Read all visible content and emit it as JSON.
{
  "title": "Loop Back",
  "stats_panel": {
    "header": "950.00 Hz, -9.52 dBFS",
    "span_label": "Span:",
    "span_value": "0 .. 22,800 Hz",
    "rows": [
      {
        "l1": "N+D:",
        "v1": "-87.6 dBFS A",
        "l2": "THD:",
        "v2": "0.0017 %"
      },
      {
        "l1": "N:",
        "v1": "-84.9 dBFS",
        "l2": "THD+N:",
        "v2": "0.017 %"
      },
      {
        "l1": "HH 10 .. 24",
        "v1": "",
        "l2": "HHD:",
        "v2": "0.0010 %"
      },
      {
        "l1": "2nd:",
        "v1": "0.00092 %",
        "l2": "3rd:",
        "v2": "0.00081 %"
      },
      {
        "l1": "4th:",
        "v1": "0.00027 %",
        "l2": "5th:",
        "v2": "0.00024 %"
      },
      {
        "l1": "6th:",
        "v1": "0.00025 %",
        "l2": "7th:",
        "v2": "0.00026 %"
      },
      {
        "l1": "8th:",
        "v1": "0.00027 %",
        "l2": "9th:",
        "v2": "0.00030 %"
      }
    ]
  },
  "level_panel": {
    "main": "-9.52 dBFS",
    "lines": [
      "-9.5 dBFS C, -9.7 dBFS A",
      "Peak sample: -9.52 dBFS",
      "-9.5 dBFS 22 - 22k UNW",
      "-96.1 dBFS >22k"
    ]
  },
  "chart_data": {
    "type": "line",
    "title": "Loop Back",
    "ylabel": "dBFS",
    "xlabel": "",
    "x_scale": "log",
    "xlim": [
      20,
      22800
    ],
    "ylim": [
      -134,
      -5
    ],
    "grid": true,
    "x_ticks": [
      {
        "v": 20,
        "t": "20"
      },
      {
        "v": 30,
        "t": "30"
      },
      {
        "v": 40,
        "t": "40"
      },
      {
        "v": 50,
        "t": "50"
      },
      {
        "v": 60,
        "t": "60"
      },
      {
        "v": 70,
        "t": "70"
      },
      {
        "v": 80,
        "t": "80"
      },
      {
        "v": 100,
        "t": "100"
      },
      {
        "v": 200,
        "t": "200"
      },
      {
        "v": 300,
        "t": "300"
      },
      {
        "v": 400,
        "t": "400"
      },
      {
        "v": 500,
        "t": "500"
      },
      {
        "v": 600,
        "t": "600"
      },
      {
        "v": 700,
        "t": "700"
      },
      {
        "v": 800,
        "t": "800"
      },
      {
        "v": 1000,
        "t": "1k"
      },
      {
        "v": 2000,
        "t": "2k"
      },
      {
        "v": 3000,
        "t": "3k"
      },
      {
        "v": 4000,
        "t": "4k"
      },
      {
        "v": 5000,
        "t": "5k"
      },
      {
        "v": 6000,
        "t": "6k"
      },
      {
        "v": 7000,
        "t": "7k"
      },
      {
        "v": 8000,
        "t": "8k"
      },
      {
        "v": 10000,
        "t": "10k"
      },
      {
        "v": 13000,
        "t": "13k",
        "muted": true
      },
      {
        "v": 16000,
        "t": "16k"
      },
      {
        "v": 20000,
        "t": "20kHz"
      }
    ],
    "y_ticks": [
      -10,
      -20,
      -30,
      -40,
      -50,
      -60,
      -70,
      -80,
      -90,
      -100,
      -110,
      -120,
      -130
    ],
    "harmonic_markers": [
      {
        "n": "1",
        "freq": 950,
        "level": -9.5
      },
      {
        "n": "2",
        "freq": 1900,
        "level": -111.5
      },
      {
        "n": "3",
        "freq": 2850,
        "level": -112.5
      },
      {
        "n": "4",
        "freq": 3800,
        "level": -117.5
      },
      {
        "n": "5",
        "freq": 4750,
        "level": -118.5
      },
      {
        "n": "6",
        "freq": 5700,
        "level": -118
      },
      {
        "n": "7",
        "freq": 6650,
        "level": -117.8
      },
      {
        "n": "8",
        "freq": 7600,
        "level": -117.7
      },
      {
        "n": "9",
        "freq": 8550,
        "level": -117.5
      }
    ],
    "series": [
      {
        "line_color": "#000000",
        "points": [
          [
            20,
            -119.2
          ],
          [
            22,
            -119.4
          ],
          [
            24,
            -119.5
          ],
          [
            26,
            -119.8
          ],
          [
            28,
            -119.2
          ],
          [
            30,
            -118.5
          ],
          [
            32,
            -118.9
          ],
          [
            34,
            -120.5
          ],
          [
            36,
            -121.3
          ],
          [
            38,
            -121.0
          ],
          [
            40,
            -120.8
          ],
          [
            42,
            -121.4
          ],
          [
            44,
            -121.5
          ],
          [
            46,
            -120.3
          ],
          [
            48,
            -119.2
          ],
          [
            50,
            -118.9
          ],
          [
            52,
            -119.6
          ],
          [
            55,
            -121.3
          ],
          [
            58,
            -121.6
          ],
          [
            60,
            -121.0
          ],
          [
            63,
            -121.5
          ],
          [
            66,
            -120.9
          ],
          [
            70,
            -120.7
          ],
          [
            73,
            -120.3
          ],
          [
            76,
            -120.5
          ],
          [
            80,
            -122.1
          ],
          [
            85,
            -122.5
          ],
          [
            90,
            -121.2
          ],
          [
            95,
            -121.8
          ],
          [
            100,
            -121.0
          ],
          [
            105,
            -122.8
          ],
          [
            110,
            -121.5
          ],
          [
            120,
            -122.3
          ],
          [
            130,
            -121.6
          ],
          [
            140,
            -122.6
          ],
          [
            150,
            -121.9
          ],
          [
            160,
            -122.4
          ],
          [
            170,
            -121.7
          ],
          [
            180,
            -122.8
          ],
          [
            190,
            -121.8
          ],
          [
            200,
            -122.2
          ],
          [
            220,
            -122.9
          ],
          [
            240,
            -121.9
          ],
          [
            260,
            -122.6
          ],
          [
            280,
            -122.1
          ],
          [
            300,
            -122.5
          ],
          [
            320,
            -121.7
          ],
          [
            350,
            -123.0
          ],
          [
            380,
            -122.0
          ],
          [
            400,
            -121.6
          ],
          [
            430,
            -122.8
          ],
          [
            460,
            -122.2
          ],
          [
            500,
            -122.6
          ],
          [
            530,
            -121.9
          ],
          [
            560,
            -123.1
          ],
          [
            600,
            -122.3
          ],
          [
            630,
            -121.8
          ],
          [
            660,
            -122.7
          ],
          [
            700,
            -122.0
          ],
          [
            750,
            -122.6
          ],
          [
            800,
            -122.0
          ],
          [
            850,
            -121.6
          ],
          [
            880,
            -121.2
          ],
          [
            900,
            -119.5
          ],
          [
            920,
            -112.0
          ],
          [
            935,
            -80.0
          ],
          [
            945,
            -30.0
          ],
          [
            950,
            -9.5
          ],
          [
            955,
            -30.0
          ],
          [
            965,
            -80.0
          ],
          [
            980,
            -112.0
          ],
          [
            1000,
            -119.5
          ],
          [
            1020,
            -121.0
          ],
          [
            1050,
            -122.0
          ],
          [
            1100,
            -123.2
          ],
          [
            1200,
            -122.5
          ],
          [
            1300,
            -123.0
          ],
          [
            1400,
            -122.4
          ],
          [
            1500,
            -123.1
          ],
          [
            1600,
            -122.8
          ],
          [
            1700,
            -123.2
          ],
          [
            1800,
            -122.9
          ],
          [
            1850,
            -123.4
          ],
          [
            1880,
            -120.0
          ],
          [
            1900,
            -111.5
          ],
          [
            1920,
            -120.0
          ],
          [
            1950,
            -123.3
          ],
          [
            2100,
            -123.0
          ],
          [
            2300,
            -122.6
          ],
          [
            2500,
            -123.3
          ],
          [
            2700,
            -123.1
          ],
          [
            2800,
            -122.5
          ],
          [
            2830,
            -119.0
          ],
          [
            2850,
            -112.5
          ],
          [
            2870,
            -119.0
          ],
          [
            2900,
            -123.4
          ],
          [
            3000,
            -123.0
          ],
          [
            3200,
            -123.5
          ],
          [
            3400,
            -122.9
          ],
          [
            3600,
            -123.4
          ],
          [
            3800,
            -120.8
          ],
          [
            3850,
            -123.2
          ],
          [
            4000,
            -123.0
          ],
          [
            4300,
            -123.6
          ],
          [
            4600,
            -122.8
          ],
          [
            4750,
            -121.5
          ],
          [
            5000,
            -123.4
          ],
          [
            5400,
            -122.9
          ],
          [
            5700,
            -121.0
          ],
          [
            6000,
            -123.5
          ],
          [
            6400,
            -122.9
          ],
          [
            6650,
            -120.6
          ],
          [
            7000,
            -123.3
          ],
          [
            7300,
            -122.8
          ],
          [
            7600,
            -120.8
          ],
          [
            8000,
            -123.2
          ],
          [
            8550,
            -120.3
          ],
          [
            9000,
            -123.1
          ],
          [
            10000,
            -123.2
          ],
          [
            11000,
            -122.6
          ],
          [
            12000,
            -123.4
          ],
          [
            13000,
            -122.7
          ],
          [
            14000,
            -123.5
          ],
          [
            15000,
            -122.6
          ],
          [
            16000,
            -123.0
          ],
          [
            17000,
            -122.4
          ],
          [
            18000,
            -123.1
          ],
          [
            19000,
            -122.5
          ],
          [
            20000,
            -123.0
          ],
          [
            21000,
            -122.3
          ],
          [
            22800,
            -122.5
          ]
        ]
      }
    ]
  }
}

##############################

* **What is needed**
Within the listing above, copy each line that has the string "freq".

* **Answer to the exercise**
        "freq": 950,
        "freq": 1900,
        "freq": 2850,
        "freq": 3800,
        "freq": 4750,
        "freq": 5700,
        "freq": 6650,
        "freq": 7600,
        "freq": 8550,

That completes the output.